**Stated problem**
Copy every line that mentions the word "Perfect".

Dataset records

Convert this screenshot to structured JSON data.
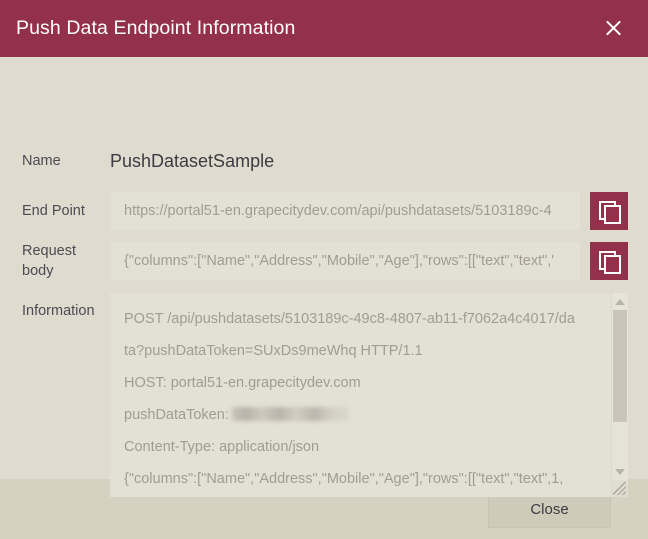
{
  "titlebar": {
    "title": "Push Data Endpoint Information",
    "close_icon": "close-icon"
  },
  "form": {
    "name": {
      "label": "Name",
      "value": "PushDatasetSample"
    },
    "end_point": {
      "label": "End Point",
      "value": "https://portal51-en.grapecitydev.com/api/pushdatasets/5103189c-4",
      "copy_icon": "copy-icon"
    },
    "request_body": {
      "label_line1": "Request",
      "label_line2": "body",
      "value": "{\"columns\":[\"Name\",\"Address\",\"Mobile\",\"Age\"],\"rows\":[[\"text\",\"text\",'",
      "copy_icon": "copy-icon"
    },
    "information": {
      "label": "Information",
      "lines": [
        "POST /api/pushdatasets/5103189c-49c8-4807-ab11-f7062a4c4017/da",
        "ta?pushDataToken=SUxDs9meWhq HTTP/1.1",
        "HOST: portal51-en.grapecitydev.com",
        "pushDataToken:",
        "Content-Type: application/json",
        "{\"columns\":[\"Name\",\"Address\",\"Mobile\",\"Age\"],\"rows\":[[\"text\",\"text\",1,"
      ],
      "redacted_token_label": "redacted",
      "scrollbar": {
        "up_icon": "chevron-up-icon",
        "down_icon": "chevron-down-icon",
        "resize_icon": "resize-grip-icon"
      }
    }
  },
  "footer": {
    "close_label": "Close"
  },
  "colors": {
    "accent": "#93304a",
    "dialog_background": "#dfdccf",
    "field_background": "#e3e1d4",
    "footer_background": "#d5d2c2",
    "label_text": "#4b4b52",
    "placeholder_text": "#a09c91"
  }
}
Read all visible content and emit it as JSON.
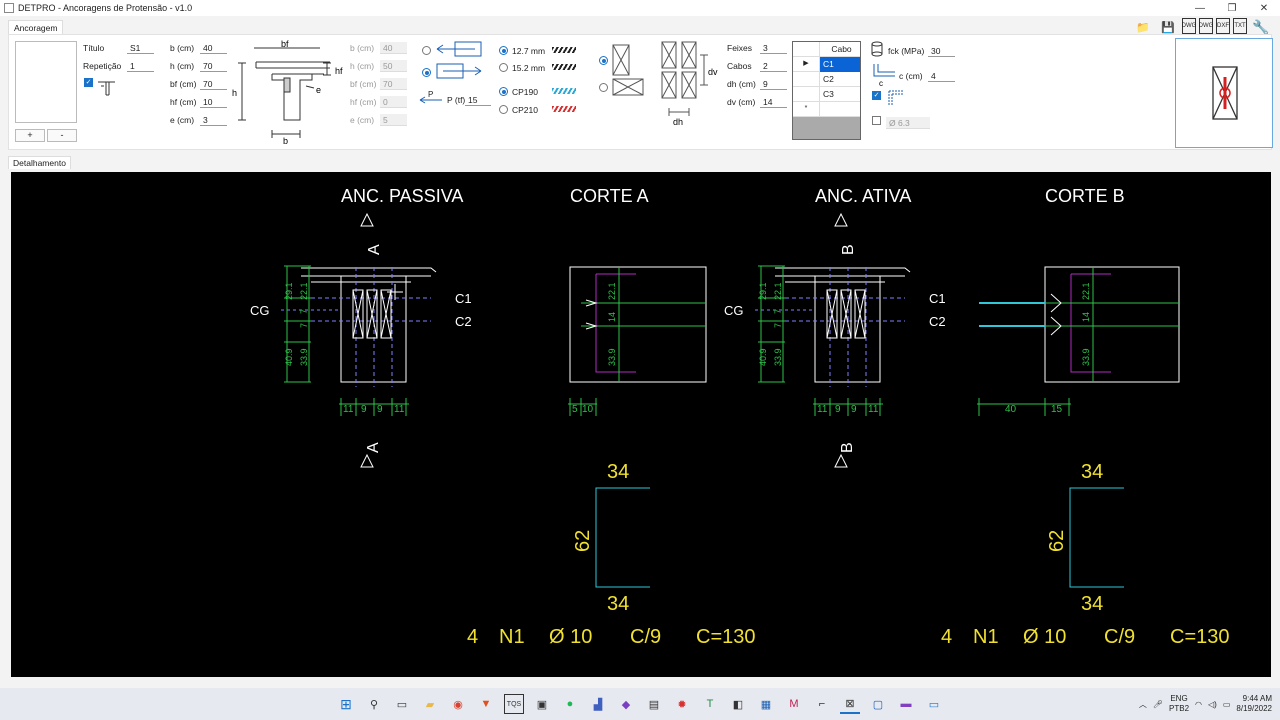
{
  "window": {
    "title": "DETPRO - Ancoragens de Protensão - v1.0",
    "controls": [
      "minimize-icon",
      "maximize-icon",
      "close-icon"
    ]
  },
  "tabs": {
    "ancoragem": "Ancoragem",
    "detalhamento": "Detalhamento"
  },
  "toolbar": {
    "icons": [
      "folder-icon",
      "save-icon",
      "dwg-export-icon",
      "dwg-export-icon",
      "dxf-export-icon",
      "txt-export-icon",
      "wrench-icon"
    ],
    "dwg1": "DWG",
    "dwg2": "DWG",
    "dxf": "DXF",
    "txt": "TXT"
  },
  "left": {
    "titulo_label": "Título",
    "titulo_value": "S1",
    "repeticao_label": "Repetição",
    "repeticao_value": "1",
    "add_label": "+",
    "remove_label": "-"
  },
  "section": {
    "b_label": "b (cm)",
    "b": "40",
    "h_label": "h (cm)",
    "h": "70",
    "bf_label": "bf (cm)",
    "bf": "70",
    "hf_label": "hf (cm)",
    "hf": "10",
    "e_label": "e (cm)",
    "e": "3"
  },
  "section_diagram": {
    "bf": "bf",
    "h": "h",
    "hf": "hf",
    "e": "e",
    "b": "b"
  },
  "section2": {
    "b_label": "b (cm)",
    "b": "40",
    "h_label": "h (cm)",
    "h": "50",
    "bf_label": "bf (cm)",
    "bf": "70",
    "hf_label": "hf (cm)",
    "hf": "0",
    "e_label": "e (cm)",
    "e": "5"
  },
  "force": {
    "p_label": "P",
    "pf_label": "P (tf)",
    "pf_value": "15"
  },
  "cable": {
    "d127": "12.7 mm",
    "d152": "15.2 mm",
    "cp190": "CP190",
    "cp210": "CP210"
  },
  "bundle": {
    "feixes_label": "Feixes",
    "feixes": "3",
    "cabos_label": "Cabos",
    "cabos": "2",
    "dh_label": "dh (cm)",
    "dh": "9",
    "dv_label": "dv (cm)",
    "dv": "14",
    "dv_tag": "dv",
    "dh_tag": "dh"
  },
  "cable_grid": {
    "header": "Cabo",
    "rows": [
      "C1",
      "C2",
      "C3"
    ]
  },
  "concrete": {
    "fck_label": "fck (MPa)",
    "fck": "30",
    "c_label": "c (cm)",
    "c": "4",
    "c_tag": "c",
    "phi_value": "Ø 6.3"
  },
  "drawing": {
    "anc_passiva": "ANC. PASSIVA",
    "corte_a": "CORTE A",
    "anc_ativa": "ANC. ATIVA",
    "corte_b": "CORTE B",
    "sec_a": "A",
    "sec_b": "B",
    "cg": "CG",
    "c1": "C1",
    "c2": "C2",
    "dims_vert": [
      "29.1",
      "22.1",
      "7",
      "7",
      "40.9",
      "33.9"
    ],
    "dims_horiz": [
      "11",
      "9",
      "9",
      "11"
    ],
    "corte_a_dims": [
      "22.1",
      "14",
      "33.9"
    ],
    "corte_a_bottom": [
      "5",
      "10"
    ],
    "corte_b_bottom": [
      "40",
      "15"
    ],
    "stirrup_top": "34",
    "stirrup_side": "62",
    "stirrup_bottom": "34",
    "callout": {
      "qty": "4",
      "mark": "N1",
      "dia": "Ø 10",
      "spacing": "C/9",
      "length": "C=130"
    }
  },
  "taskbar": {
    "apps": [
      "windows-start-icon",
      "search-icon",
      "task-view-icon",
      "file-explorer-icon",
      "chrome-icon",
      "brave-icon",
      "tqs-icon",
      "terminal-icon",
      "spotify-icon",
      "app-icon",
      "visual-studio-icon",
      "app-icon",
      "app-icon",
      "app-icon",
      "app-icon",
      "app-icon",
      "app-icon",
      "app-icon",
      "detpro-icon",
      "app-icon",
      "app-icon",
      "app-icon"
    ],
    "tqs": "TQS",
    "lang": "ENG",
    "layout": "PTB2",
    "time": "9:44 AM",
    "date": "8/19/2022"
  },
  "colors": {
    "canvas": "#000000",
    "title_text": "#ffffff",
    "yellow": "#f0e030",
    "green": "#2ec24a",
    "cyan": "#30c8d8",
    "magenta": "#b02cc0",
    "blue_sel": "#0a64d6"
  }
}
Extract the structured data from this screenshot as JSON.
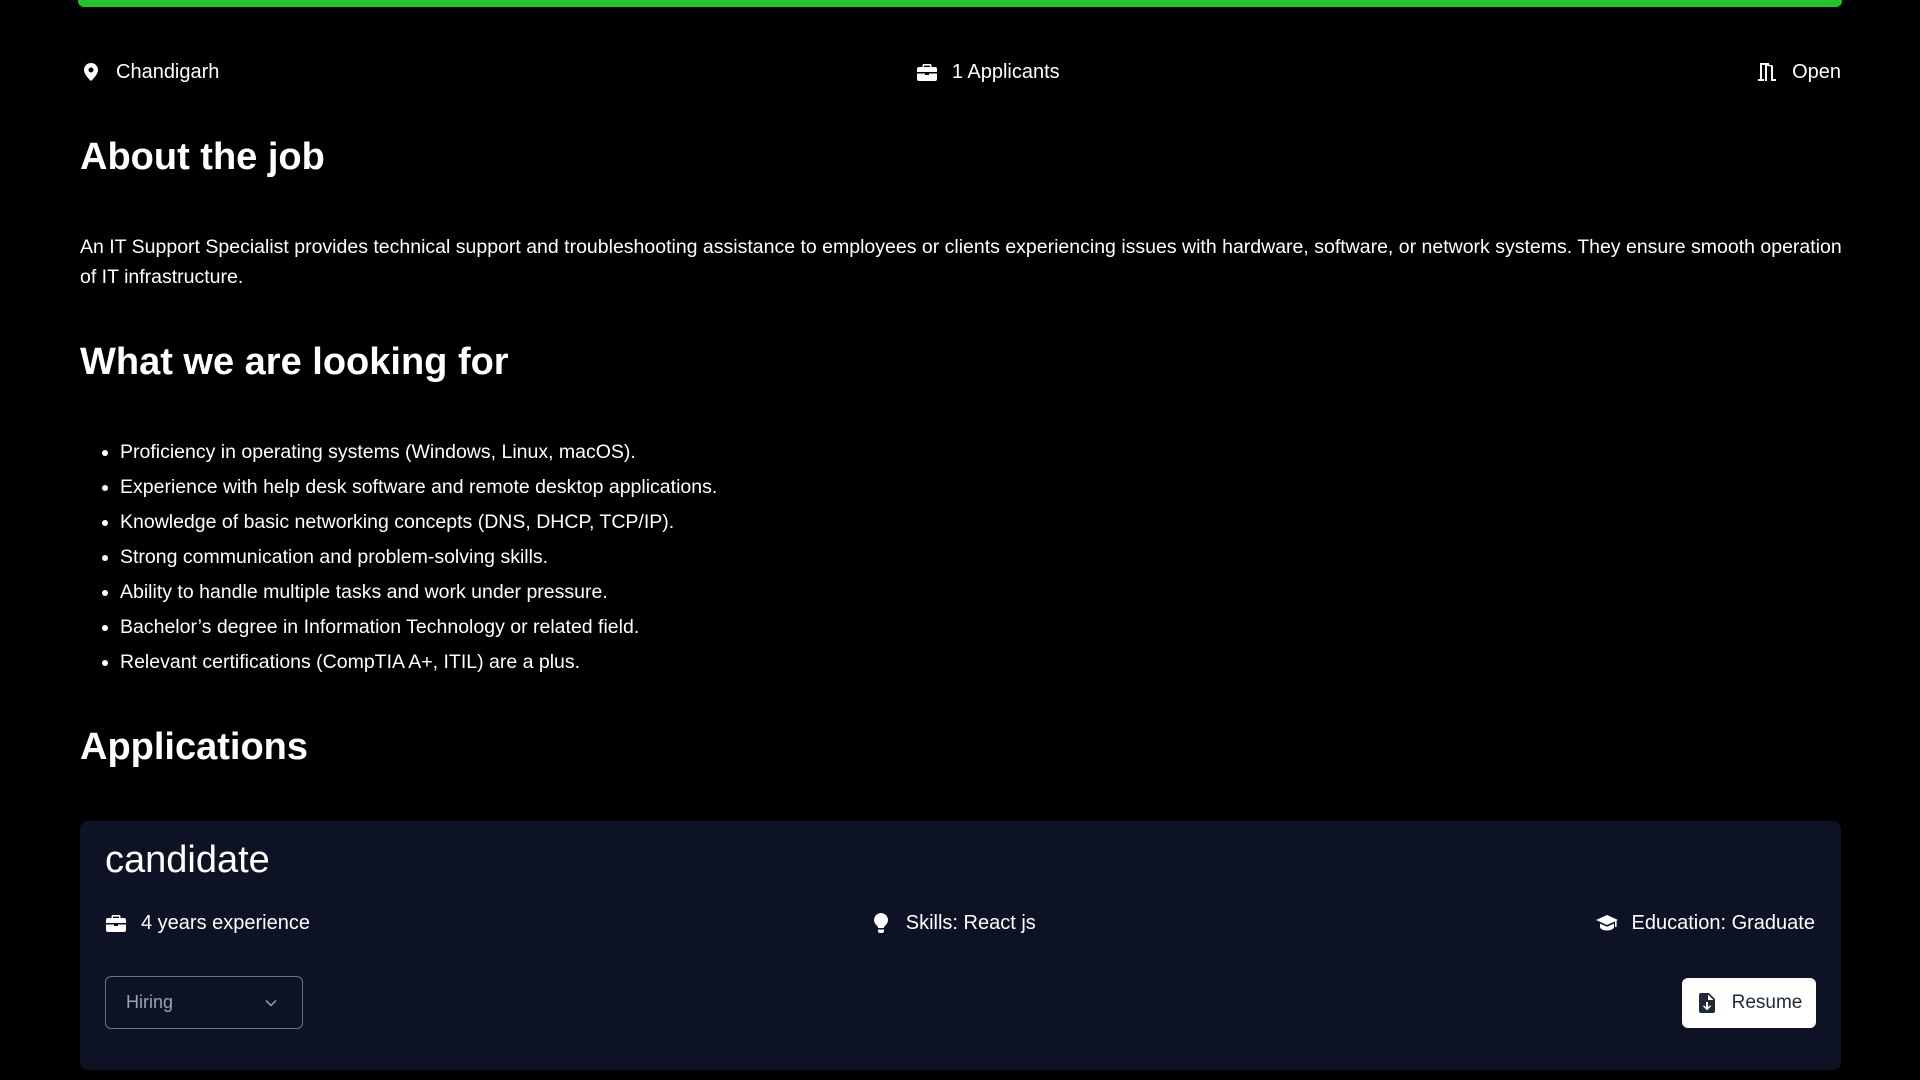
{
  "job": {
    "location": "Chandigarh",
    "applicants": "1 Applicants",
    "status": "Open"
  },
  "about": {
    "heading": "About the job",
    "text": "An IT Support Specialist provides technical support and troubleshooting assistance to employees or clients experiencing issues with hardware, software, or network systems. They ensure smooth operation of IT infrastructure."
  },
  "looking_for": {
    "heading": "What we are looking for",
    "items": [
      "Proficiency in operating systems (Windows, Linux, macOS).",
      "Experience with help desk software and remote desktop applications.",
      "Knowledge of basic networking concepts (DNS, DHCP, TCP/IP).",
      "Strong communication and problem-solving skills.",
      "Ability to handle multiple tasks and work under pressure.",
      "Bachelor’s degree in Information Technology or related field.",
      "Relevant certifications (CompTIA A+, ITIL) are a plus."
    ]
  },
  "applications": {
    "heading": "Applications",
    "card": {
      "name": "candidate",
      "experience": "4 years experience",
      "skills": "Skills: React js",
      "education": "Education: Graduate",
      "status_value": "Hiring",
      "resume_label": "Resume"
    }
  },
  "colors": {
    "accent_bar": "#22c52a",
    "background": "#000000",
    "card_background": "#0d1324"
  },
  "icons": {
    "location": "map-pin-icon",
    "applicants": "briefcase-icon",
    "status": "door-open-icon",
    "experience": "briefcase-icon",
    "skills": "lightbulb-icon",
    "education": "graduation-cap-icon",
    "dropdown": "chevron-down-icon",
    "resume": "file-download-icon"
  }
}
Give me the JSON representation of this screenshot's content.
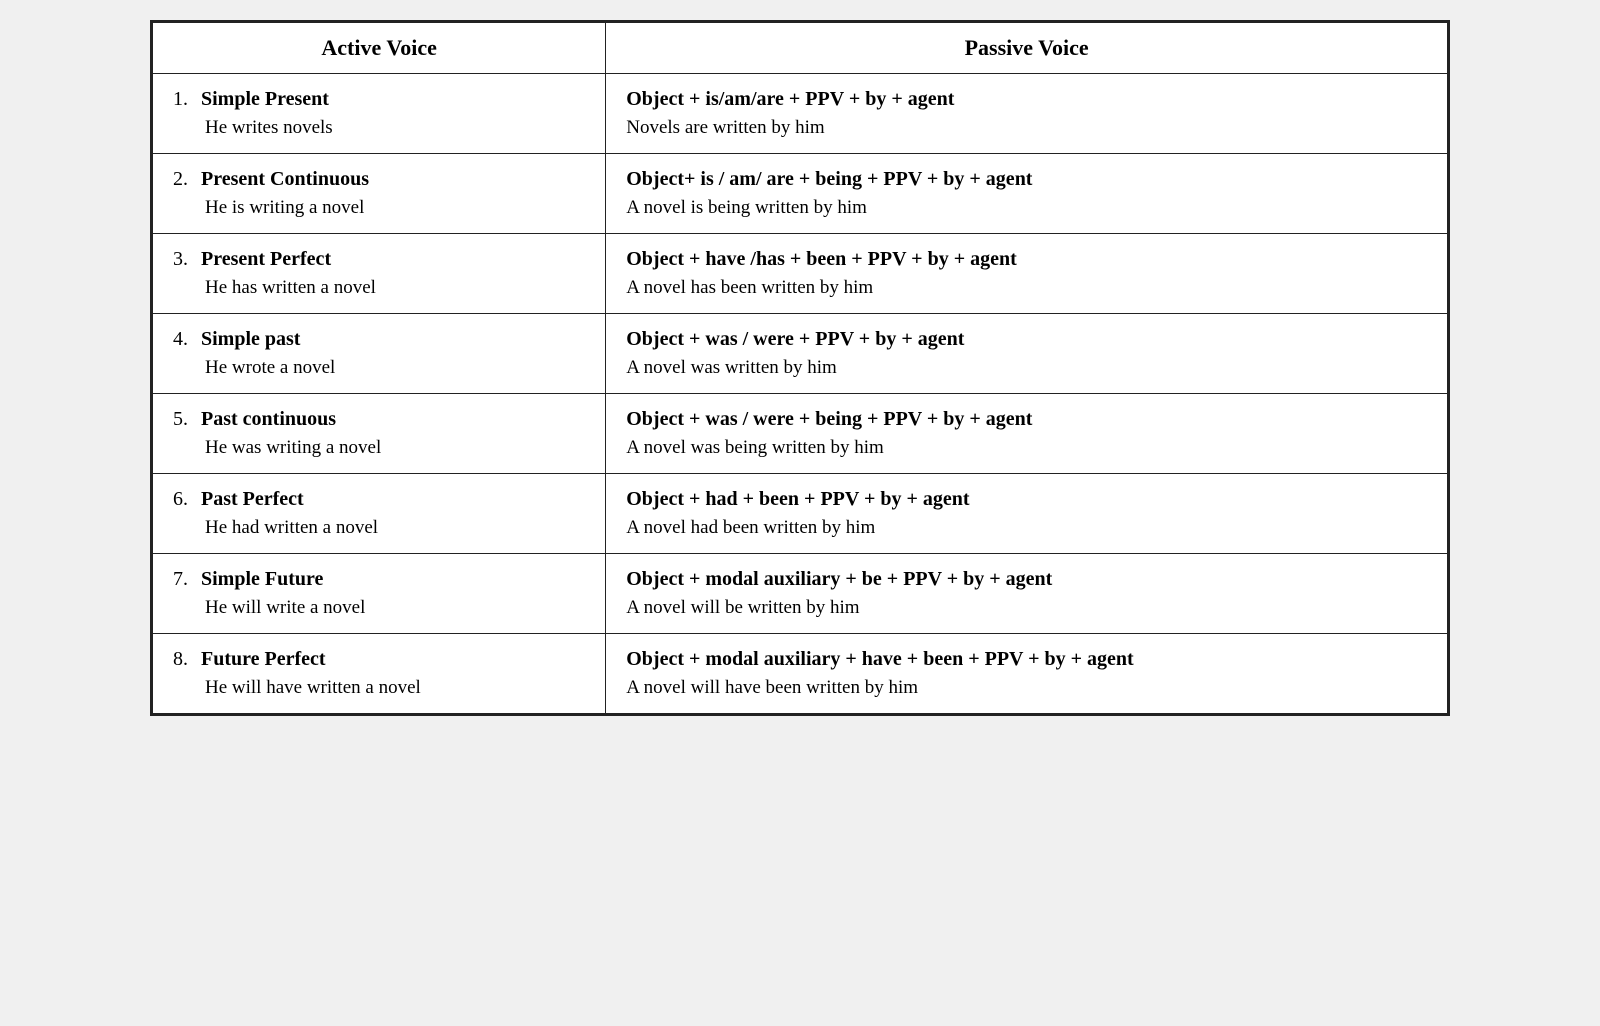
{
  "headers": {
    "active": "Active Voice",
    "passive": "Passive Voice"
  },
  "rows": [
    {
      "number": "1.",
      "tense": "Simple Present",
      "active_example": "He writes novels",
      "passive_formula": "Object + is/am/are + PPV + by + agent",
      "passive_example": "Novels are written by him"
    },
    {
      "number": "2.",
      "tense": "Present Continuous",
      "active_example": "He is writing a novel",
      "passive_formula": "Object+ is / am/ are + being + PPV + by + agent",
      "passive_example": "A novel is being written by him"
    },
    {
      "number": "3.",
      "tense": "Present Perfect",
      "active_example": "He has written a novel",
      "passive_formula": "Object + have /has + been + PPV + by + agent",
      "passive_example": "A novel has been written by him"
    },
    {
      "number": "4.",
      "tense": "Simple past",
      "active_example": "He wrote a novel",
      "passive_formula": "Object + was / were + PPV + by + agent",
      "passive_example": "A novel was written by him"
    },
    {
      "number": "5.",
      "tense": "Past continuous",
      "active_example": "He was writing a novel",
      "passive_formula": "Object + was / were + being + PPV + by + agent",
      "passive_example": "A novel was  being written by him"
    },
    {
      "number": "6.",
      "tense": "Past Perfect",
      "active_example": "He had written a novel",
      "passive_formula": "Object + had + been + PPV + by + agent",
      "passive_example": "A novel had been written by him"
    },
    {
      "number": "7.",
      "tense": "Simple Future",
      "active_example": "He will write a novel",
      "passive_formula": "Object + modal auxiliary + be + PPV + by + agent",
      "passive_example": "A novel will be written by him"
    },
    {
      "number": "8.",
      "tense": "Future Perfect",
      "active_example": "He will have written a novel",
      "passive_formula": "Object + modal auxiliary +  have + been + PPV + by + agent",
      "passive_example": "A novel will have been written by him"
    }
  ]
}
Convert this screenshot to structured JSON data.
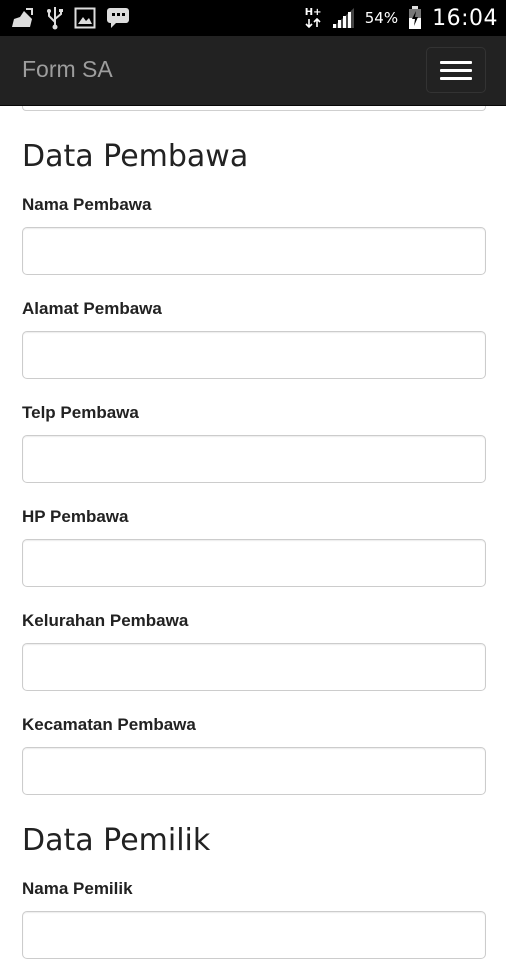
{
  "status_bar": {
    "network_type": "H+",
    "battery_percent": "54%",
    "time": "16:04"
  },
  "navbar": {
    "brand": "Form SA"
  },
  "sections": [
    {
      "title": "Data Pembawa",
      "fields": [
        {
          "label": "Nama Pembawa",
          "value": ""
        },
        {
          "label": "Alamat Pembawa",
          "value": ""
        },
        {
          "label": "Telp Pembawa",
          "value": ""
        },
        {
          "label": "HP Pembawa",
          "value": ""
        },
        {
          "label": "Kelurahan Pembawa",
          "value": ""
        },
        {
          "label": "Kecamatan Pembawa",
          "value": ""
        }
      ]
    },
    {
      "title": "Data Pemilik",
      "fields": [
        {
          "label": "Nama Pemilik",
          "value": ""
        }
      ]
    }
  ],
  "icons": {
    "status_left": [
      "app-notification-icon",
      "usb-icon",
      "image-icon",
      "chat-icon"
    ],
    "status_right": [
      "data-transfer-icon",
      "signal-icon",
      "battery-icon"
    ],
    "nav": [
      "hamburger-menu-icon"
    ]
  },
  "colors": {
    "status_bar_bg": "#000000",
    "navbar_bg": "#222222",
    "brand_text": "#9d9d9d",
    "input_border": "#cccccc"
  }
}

**Result of this exercise**
      "tense": "Present Perfect",
      "tense": "Past Perfect",
      "tense": "Future Perfect",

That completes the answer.